**Reading passage:**
************

The plaintiff commenced this action to recover damages for injuries she allegedly sustained when a vehicle owned by the defendant Heidi S. Resnick and operated by the defendant Samuel A. Resnick (hereinafter Samuel, and together with Heidi S. Resnick, the Resnick defendants), in which the plaintiff was a backseat passenger, collided with a vehicle driven by the defendant Janet A. Rabbani. Rabbani moved for summary judgment dismissing the complaint and all cross-claims insofar as asserted against her. The plaintiff cross-moved for summary judgment on the issue of liability and dismissing the defendants' separate affirmative defenses alleging [*2]comparative negligence. By order entered April 5, 2023, the Supreme Court denied the motion and the cross-motion. Rabbani appeals, and the plaintiff cross-appeals.
"A defendant moving for summary judgment in a negligence action has the burden of establishing, prima facie, that he or she was not at fault in the happening of the subject accident" (Boulos v Lerner-Harrington, 124 AD3d 709, 709 [2015]; see Schmitz v Pinto, 220 AD3d 681, 681 [2023]). Although there may be more than one proximate cause of an accident and proximate cause is generally an issue to be determined by the trier of fact, the "issue of proximate cause may be decided as a matter of law where only one conclusion may be drawn from the established facts" (Rosa v Gordils, 211 AD3d 1060, 1061 [2022] [internal quotation marks omitted]; see Howard v Poseidon Pools, 72 NY2d 972, 974 [1988]).
Vehicle and Traffic Law § 1143 provides that "[t]he driver of a vehicle about to enter or cross a roadway from any place other than another roadway shall yield the right of way to all vehicles approaching on the roadway to be entered or crossed." "A driver who has the right-of-way is entitled to anticipate that other drivers will obey the traffic laws requiring them to yield to the driver with the right-of-way" (Estate of Cook v Gomez, 138 AD3d 675, 677 [2016]; see Hand v Ridge Volunteer Fire Dept., Inc., 216 AD3d 923, 924 [2023]). Although a driver with a right-of-way must use reasonable care to avoid a collision, a driver with the right-of-way who has "only seconds to react to a vehicle which has failed to yield" cannot be comparatively negligent for failing to avoid the collision (Yelder v Walters, 64 AD3d 762, 764 [2009]; see Hand v Ridge Volunteer Fire Dept., Inc., 216 AD3d at 924).

************

**Task description:**
Reproduce the passage of the court decision starting with "Vehicle and Traffic" and going on through "AD3d at 924).". The items below play no part in this work.

**Excerpted data:**
************

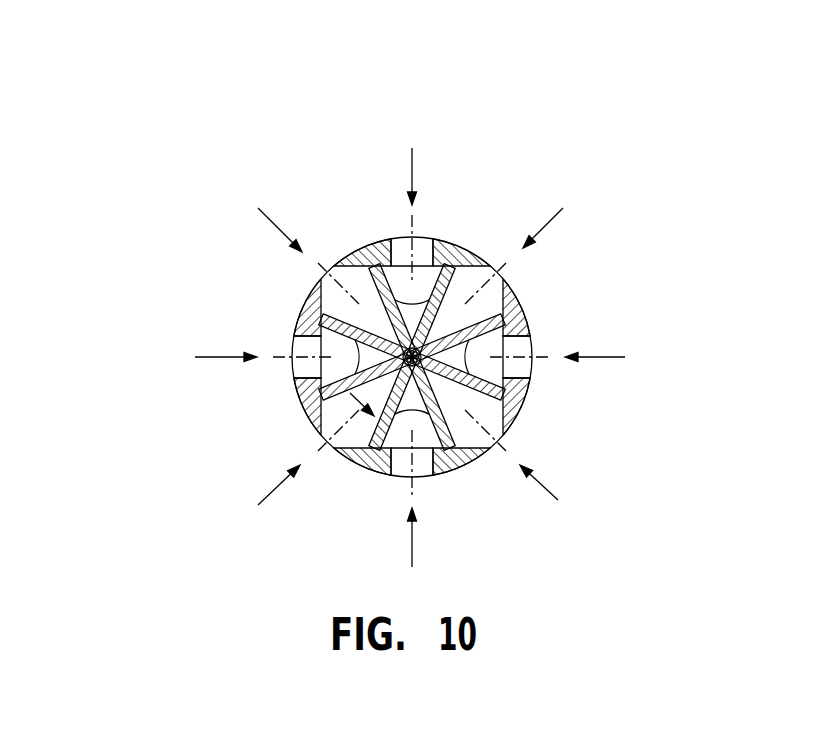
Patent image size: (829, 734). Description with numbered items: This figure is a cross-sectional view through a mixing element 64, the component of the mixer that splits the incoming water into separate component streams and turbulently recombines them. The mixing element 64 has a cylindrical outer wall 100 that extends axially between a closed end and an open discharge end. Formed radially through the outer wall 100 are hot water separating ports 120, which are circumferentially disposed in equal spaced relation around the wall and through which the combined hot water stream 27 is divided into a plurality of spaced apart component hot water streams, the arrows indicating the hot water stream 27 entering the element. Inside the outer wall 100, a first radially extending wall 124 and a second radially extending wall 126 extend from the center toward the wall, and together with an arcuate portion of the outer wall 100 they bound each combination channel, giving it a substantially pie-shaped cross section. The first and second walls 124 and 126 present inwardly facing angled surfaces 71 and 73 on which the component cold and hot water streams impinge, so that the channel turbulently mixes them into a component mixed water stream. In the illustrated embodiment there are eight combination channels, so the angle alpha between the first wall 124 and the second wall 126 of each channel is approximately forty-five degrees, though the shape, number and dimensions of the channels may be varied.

The mixing element 64 is at (580, 140).
The cylindrical outer wall 100 is at (530, 318).
The hot water separating ports 120 is at (493, 327).
The first radially extending wall 124 is at (398, 246).
The second radially extending wall 126 is at (417, 242).
The inwardly facing angled surface 71 is at (300, 403).
The inwardly facing angled surface 73 is at (296, 370).
The combined hot water stream 27 is at (220, 356).
The angle between first wall and second wall alpha is at (317, 433).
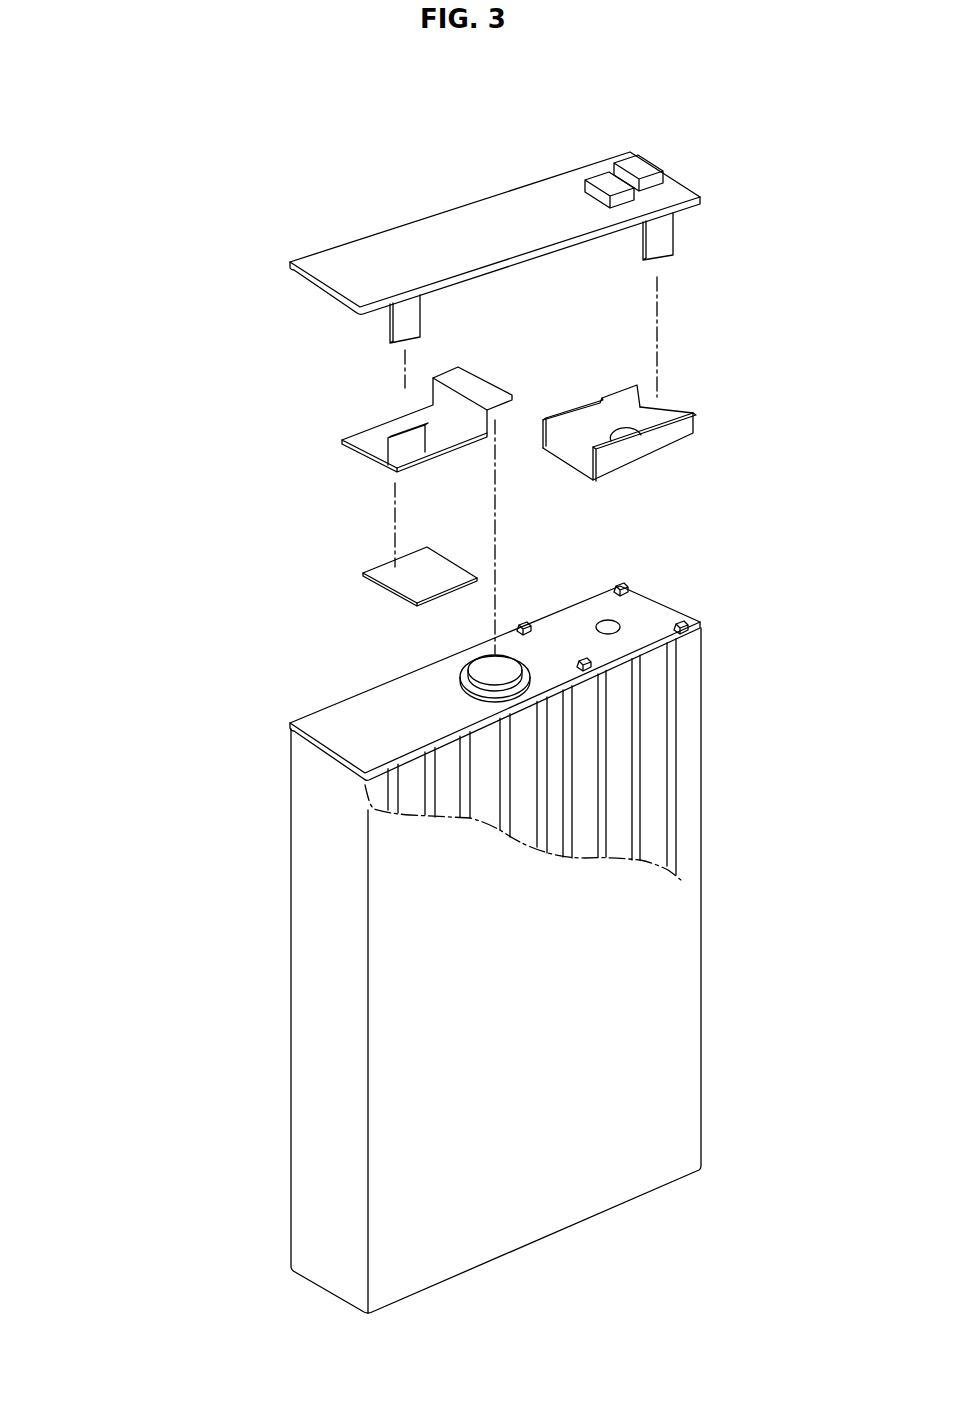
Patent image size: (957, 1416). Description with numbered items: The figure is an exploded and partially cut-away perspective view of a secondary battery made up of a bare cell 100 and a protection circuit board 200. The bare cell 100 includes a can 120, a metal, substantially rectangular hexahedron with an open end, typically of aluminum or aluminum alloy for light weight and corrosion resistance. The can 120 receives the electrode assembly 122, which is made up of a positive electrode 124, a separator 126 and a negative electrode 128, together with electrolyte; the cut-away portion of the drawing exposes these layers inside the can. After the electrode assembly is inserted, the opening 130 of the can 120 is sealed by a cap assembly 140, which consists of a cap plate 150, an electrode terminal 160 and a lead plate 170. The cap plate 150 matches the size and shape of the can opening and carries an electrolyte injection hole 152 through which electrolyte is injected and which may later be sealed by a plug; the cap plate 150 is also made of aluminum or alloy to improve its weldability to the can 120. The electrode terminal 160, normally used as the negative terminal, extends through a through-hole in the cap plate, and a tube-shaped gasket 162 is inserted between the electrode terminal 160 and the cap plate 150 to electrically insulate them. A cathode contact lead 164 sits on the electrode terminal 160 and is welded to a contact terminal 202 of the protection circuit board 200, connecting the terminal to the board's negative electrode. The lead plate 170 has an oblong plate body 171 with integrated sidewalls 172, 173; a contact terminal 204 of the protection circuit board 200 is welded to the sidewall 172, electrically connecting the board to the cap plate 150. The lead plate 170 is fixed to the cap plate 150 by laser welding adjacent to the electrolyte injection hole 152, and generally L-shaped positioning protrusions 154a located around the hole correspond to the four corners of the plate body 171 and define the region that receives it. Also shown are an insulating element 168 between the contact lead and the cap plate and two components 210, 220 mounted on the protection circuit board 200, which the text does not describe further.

The bare cell 100 is at (232, 816).
The can 120 is at (683, 1040).
The electrode assembly 122 is at (667, 768).
The positive electrode 124 is at (690, 732).
The separator 126 is at (640, 800).
The negative electrode 128 is at (617, 827).
The opening 130 is at (320, 762).
The cap assembly 140 is at (696, 609).
The cap plate 150 is at (320, 718).
The electrolyte injection hole 152 is at (622, 627).
The positioning protrusion 154a is at (623, 585).
The electrode terminal 160 is at (487, 665).
The gasket 162 is at (467, 680).
The cathode contact lead 164 is at (373, 438).
The insulating plate 168 is at (383, 568).
The lead plate 170 is at (672, 385).
The plate body 171 is at (590, 437).
The sidewall 172 is at (685, 433).
The sidewall 173 is at (553, 433).
The protection circuit board 200 is at (363, 243).
The contact terminal 202 is at (407, 320).
The contact terminal 204 is at (667, 240).
The protection circuit element 210 is at (643, 170).
The protection circuit element 220 is at (605, 178).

************

**Result below:**
Vehicle and Traffic Law § 1143 provides that "[t]he driver of a vehicle about to enter or cross a roadway from any place other than another roadway shall yield the right of way to all vehicles approaching on the roadway to be entered or crossed." "A driver who has the right-of-way is entitled to anticipate that other drivers will obey the traffic laws requiring them to yield to the driver with the right-of-way" (Estate of Cook v Gomez, 138 AD3d 675, 677 [2016]; see Hand v Ridge Volunteer Fire Dept., Inc., 216 AD3d 923, 924 [2023]). Although a driver with a right-of-way must use reasonable care to avoid a collision, a driver with the right-of-way who has "only seconds to react to a vehicle which has failed to yield" cannot be comparatively negligent for failing to avoid the collision (Yelder v Walters, 64 AD3d 762, 764 [2009]; see Hand v Ridge Volunteer Fire Dept., Inc., 216 AD3d at 924).